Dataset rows
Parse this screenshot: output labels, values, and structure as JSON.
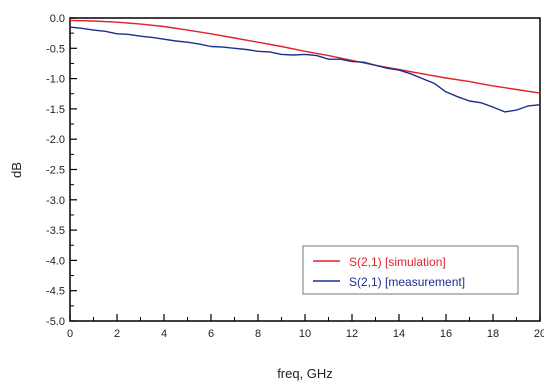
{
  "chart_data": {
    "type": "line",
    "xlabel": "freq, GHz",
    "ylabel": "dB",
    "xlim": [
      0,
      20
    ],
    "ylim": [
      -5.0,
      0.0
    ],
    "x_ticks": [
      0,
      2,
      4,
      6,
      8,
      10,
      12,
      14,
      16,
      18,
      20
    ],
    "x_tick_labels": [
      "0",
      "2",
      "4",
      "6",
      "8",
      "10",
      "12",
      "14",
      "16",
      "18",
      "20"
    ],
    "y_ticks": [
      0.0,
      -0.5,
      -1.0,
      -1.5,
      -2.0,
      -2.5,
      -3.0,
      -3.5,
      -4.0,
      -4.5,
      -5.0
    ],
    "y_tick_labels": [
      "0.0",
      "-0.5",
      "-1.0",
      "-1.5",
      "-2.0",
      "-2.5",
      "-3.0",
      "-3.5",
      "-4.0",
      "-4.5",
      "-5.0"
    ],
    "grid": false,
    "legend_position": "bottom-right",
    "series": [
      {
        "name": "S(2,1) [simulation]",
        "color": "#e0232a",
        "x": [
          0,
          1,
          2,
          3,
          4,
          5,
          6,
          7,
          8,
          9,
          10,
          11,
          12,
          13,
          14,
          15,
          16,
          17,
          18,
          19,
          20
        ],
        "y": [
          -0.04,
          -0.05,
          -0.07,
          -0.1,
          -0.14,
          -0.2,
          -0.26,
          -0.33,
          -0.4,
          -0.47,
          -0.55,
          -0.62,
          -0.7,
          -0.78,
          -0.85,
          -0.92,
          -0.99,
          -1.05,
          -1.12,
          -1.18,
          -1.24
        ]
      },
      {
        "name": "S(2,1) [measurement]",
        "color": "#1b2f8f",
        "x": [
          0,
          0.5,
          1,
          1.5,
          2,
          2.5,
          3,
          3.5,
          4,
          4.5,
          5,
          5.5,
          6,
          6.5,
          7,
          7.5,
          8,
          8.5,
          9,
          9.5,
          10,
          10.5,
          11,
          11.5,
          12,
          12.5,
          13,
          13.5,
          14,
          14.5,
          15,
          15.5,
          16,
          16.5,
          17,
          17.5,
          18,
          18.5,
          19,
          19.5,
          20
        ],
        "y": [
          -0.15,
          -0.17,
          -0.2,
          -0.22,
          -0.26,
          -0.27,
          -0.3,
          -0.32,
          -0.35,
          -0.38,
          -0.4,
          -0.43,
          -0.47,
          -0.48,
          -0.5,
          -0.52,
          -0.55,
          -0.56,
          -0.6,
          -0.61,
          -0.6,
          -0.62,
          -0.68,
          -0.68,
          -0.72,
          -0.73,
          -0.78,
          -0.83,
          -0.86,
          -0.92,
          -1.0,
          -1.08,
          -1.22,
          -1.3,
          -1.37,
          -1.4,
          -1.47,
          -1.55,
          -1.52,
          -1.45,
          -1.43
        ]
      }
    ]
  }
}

---

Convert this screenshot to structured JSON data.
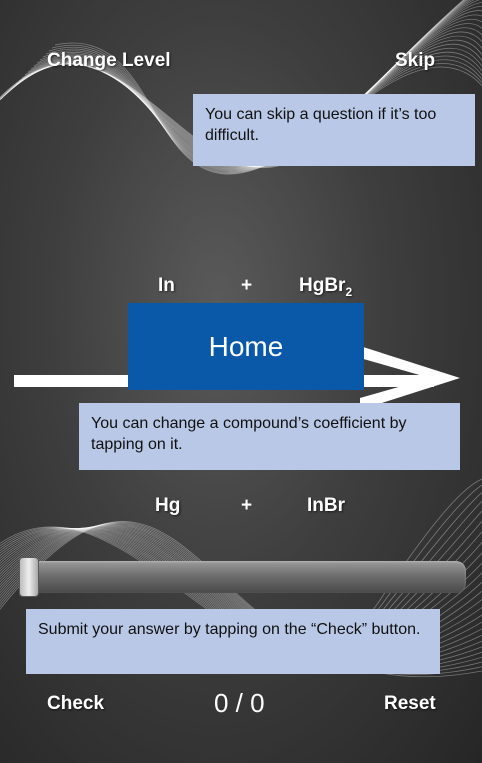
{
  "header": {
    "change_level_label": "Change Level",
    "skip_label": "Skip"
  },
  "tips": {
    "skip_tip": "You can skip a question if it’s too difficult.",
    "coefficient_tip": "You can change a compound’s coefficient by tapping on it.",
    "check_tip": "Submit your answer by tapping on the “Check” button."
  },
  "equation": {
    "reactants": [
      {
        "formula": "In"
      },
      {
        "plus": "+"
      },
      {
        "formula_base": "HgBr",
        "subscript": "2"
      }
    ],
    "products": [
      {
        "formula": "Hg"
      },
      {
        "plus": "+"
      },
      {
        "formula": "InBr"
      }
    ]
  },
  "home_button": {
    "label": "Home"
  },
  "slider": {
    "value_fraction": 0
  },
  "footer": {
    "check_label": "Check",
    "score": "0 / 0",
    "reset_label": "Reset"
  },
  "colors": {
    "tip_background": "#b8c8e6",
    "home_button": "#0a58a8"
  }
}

WHAT THE TASK REQUIRES:
Scan the listing above for the word "screenshot" and show each line where it is found.

RESULT OF THIS TASK:
Parse this screenshot: output labels, values, and structure as JSON.
Convert this screenshot to structured JSON data.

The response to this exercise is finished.